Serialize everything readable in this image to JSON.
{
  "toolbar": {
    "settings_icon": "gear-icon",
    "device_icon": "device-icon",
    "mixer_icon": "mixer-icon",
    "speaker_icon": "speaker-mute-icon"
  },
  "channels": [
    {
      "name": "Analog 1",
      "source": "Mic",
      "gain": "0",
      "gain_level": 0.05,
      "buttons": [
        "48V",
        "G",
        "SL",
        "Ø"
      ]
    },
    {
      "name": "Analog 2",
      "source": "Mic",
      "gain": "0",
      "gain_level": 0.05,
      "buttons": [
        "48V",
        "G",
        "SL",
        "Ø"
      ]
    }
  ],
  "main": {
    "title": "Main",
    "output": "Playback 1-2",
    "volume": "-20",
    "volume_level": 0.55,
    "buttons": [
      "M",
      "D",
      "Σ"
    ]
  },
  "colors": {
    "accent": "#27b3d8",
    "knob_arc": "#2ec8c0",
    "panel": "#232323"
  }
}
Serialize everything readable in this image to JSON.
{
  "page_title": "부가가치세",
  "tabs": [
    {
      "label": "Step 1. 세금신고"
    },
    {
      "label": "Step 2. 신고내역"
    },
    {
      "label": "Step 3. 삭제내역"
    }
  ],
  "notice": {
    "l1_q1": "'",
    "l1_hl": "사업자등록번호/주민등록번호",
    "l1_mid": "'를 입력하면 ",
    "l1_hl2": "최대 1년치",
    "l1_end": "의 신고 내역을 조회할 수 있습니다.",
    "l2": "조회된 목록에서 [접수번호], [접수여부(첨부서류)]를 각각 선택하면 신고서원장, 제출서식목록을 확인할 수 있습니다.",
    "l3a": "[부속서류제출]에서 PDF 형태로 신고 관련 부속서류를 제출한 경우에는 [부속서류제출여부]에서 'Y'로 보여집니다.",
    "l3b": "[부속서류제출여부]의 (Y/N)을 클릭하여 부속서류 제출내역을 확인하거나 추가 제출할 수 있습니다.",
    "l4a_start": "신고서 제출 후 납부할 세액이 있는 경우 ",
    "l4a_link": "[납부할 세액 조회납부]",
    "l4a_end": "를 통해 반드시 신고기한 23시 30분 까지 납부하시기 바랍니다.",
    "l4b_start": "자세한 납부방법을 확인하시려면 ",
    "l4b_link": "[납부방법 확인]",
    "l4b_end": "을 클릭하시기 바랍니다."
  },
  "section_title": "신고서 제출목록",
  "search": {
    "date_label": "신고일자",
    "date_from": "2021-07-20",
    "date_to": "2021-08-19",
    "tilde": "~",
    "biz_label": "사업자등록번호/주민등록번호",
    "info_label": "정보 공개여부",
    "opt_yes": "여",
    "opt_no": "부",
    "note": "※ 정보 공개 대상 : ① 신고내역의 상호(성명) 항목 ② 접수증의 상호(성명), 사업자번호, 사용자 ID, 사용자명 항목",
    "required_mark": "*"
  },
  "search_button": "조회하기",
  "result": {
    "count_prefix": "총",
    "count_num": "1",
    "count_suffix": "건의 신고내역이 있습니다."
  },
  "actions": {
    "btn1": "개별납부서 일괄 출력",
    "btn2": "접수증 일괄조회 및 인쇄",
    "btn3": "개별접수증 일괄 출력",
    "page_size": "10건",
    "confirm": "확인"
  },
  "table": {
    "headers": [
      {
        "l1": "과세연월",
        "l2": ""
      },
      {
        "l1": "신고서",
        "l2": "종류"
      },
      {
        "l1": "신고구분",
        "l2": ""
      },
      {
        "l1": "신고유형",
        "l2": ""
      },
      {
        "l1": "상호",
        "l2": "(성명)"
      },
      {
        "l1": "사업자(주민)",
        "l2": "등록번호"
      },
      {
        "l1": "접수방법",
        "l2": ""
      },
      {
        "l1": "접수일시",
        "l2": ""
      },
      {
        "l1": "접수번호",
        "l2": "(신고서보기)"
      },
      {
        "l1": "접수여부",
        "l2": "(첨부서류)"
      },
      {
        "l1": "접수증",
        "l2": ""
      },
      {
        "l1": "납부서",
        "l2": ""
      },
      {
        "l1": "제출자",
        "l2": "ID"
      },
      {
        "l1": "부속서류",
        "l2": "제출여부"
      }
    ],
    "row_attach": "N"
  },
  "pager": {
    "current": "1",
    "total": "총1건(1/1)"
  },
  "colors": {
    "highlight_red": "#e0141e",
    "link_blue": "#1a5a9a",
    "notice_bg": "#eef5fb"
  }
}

________________________________________

YOUR TASK
Show every line of the records above that contains the word "주민등록번호".

SOLUTION TO THIS PROBLEM
    "l1_hl": "사업자등록번호/주민등록번호",
    "biz_label": "사업자등록번호/주민등록번호",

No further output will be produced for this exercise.